- [Set problem]: Report how many lines of the data below contain the word "column" and reply with the number alone.

- [Exercise input]:
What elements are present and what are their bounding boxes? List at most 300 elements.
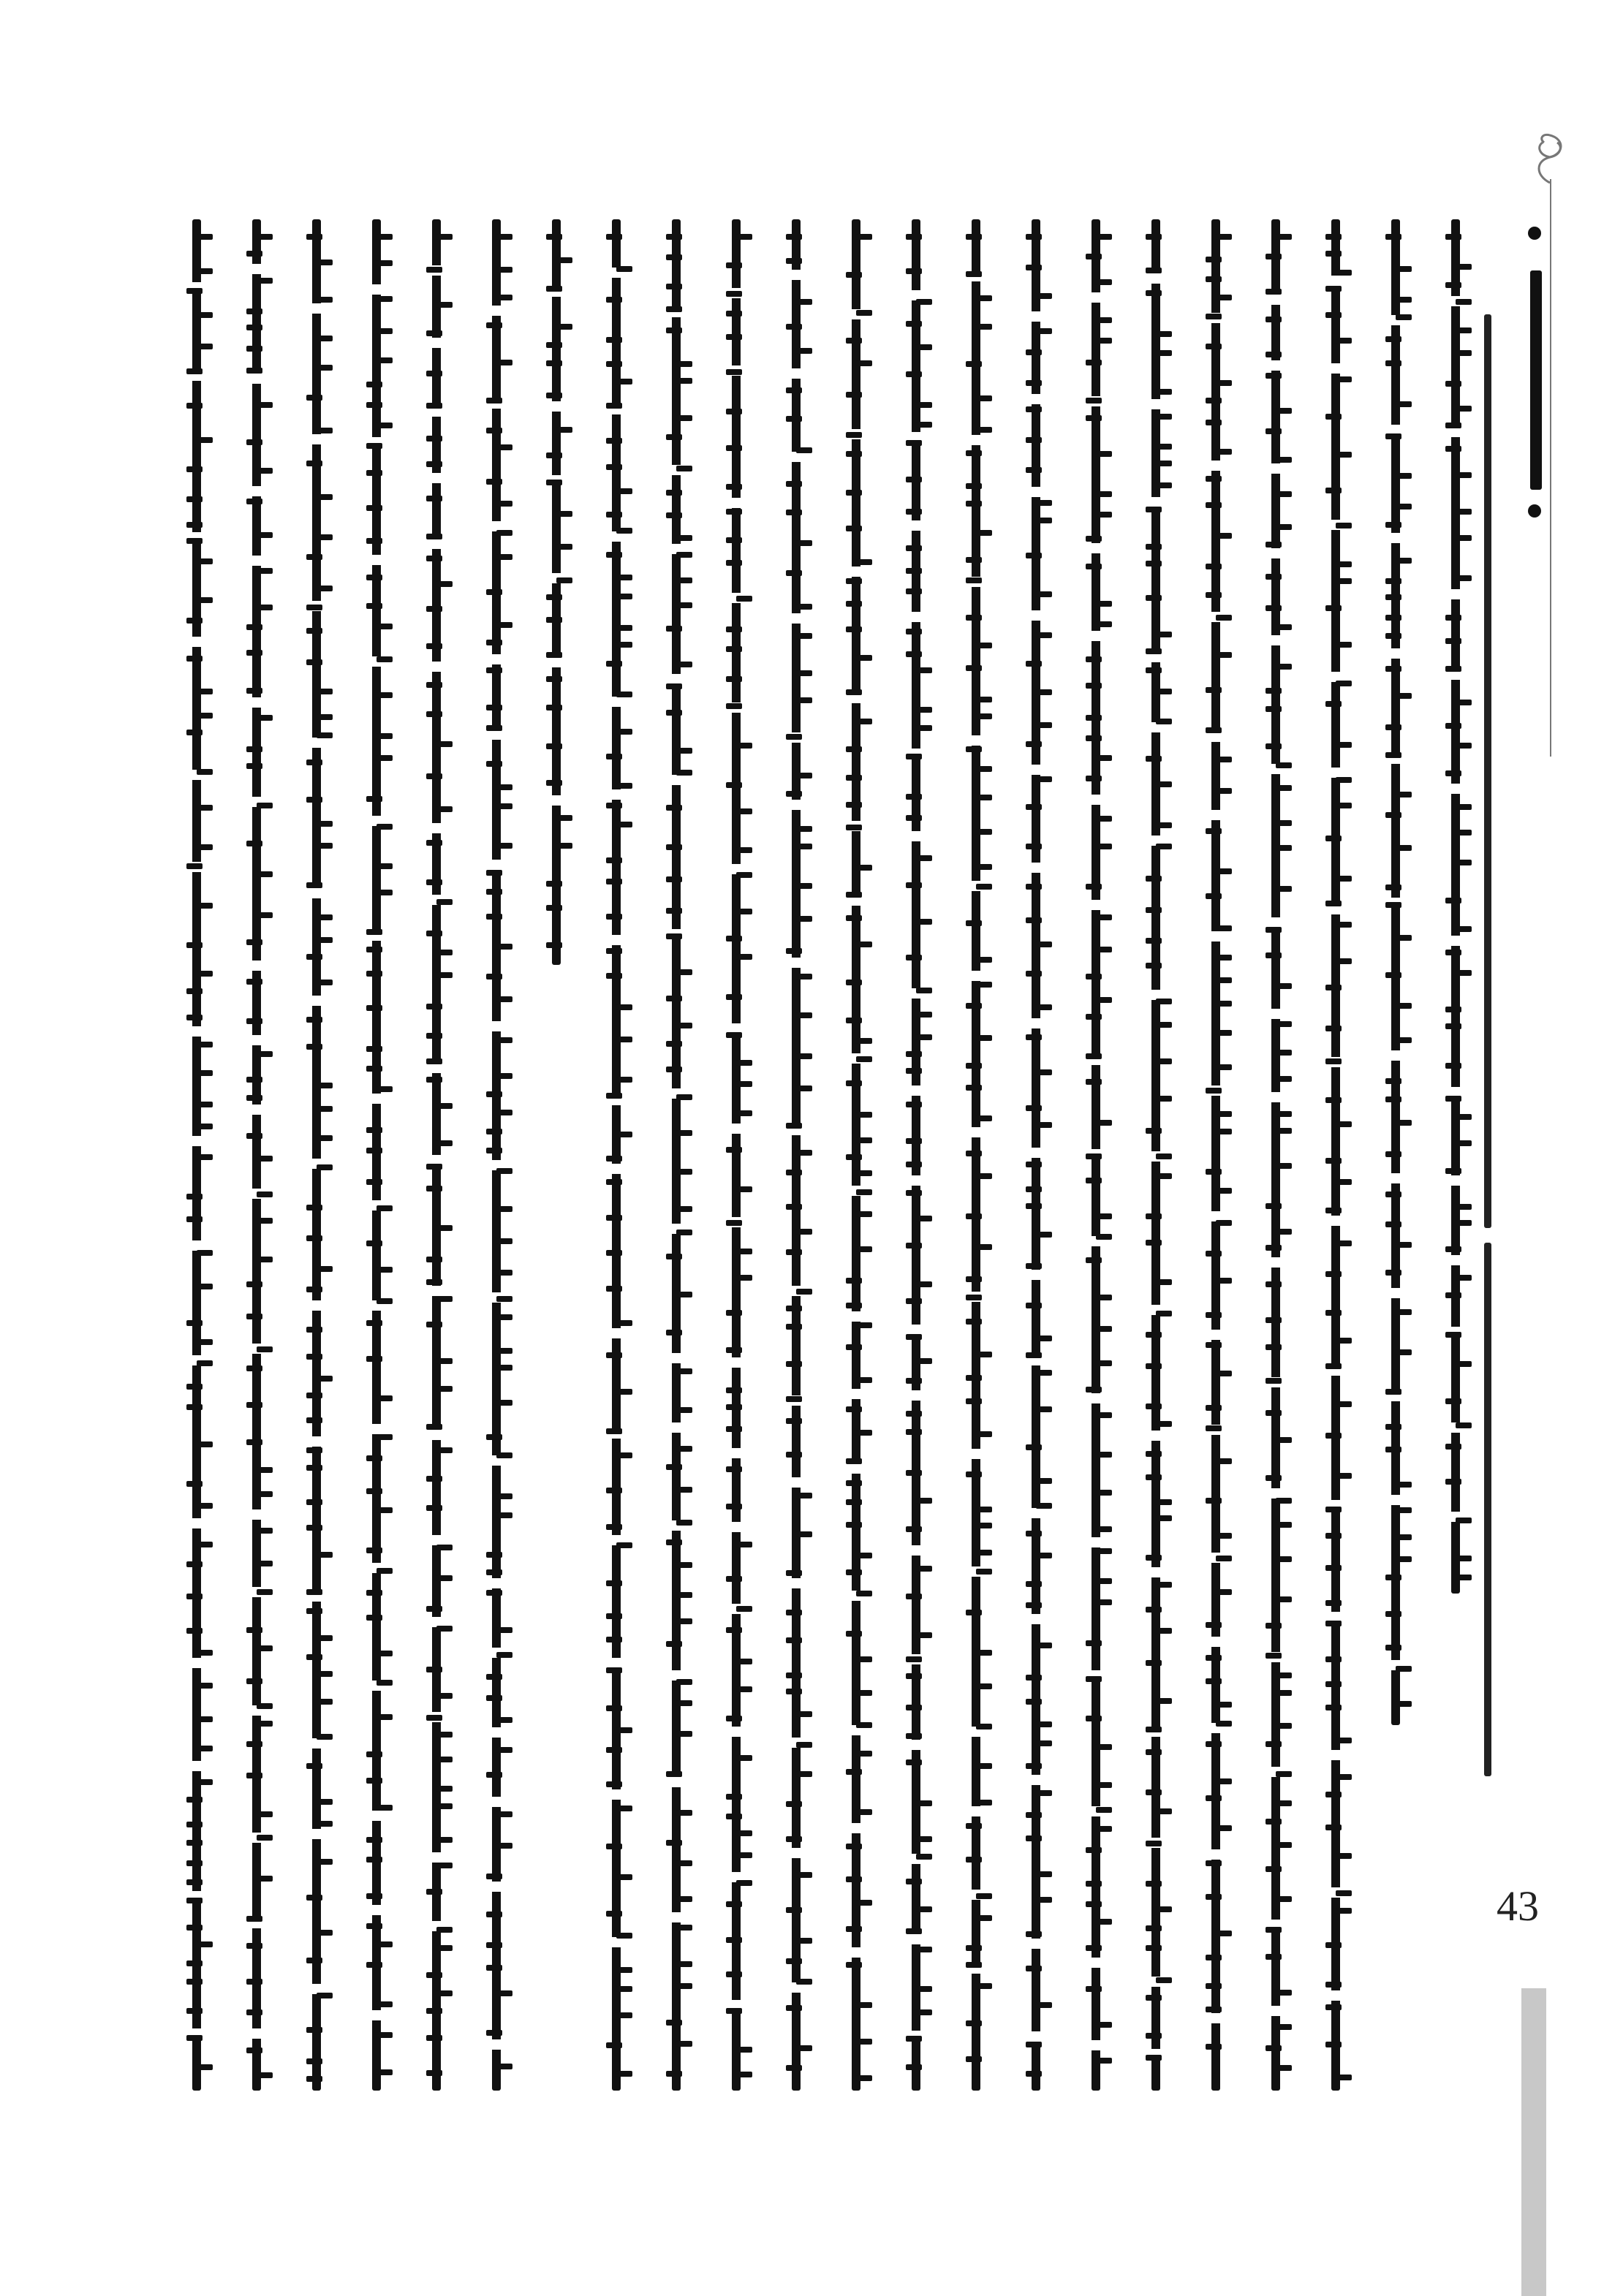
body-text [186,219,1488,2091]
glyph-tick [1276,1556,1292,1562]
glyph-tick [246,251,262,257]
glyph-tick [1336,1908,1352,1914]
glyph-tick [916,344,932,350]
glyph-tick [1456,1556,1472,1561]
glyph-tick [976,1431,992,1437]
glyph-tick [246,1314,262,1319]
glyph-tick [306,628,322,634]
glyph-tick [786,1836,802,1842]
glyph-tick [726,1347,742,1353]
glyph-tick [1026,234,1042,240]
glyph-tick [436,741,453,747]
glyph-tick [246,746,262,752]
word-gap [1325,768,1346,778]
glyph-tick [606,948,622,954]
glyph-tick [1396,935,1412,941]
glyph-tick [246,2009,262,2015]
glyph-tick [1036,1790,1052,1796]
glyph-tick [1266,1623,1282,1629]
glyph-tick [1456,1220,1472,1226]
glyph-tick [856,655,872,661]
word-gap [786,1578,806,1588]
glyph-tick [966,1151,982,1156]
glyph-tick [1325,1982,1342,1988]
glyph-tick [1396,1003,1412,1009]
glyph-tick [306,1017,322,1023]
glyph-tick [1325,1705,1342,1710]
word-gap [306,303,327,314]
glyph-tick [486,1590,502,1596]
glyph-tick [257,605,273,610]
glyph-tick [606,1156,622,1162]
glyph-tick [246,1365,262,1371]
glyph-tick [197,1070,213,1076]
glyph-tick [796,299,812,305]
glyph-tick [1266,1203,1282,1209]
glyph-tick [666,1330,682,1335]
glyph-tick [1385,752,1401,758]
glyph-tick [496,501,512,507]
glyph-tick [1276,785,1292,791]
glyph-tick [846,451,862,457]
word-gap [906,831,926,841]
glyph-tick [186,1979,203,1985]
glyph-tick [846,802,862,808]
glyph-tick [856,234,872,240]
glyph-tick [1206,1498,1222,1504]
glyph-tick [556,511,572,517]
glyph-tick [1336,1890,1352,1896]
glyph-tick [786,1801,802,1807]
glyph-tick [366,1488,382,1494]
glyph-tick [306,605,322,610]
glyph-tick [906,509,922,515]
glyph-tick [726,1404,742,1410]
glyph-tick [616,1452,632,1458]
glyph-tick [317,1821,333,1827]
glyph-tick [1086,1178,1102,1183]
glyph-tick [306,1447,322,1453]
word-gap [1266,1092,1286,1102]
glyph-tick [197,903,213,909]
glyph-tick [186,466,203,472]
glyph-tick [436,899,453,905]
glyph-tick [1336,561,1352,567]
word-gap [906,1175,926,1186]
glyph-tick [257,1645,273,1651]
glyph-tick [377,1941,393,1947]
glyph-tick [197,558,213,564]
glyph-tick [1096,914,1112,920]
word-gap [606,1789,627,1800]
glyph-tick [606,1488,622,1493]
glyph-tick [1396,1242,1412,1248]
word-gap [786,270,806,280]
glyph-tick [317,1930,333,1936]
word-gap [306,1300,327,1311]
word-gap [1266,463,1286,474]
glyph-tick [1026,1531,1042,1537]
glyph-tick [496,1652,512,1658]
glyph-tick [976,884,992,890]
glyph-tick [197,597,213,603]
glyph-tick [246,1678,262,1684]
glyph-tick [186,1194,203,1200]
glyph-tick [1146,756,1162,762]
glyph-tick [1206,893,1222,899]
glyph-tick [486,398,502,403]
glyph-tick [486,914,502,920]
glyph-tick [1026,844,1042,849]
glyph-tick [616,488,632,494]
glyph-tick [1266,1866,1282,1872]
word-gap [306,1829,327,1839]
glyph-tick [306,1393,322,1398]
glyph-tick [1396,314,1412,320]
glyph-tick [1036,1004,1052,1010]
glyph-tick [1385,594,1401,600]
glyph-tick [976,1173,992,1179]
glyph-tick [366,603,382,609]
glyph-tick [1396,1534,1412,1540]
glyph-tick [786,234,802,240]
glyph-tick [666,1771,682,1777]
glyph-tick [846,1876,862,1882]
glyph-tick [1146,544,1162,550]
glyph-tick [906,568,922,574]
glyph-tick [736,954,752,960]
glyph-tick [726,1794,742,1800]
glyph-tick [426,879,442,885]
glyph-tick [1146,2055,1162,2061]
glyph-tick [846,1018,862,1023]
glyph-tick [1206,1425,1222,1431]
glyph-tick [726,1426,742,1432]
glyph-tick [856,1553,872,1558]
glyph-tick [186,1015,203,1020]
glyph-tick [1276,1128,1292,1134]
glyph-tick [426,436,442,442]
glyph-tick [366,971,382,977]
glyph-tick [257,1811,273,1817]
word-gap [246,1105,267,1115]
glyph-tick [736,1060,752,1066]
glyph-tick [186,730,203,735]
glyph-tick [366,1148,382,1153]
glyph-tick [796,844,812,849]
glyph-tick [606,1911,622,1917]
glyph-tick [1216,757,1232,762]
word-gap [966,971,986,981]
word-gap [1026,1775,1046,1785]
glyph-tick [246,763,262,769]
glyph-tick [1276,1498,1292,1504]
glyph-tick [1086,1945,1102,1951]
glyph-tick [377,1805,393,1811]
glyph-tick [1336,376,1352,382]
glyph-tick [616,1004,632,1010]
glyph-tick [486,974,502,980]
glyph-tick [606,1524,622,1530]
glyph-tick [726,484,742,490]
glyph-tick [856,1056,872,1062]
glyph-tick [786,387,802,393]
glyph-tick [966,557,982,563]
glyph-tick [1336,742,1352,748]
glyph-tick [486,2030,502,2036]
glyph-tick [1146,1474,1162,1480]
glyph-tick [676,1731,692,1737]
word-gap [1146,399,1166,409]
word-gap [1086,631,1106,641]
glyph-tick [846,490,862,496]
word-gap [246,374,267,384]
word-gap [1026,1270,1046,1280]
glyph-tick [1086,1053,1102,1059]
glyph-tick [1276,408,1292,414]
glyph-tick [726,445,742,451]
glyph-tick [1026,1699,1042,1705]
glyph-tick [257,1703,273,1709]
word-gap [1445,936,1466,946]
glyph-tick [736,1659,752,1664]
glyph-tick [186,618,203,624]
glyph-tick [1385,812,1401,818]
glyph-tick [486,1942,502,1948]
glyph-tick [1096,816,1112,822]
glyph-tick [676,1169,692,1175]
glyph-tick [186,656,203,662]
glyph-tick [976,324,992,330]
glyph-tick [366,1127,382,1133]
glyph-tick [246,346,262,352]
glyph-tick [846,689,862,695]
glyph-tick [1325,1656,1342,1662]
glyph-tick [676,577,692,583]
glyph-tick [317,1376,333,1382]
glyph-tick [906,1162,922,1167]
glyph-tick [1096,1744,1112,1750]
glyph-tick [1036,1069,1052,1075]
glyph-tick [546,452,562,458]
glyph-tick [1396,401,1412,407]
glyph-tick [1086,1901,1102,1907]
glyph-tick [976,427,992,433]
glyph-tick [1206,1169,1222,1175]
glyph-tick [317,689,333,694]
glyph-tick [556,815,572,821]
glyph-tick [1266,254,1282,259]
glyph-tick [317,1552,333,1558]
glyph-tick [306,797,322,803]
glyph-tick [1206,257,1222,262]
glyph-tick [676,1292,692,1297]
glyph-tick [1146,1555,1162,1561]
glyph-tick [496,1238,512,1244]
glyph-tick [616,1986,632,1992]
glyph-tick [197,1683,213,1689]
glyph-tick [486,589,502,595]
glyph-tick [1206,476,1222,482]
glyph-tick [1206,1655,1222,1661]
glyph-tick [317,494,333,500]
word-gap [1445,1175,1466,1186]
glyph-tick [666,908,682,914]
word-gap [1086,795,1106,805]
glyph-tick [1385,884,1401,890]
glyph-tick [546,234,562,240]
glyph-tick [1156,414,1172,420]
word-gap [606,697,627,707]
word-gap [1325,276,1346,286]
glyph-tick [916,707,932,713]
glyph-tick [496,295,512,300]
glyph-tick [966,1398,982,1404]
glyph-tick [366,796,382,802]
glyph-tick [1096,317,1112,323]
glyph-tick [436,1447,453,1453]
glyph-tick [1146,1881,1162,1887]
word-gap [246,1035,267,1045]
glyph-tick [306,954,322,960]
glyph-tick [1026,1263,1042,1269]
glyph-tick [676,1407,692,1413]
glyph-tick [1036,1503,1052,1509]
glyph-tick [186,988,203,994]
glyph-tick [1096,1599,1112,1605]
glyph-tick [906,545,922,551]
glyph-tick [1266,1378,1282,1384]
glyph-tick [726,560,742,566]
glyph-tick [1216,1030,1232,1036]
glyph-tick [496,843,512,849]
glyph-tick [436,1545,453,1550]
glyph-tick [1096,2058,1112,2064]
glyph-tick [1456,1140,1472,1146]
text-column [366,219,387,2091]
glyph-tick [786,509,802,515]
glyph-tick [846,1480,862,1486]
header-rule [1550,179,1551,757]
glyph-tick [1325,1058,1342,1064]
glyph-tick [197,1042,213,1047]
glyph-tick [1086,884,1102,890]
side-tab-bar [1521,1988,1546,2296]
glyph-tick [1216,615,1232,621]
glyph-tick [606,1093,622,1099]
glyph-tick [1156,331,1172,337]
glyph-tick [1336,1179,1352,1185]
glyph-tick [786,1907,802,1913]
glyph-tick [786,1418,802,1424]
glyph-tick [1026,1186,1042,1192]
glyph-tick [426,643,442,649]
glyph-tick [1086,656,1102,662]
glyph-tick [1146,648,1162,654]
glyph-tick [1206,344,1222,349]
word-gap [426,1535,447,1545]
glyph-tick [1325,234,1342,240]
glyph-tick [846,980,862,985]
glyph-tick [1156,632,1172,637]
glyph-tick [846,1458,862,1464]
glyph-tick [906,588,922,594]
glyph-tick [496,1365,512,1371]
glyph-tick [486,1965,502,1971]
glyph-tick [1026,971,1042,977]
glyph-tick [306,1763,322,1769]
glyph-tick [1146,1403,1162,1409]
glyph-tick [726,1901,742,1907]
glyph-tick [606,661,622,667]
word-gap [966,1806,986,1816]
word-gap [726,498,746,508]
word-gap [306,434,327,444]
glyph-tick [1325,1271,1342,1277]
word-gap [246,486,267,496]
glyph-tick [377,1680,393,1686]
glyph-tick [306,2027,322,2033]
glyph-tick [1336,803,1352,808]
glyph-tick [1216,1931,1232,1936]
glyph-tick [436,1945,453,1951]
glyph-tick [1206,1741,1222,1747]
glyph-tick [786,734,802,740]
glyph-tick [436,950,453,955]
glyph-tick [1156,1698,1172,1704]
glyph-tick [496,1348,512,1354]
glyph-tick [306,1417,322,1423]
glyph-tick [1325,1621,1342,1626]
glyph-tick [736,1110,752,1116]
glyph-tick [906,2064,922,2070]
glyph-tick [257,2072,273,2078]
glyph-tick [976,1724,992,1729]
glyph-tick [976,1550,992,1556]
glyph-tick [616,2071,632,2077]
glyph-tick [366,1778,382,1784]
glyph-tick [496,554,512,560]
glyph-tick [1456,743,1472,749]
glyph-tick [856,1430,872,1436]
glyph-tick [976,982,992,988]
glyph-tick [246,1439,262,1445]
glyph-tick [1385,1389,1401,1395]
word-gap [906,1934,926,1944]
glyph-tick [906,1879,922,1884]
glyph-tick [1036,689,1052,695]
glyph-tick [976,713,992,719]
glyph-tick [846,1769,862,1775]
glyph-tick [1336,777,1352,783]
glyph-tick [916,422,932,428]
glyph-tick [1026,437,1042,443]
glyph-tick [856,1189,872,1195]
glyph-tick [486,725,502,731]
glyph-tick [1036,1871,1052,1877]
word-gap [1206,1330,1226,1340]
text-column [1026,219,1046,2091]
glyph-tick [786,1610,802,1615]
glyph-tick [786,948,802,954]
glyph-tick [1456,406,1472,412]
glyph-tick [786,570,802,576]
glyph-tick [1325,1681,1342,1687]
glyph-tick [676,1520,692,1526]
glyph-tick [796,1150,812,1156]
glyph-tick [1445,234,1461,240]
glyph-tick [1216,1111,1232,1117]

- [Problem solution]: 2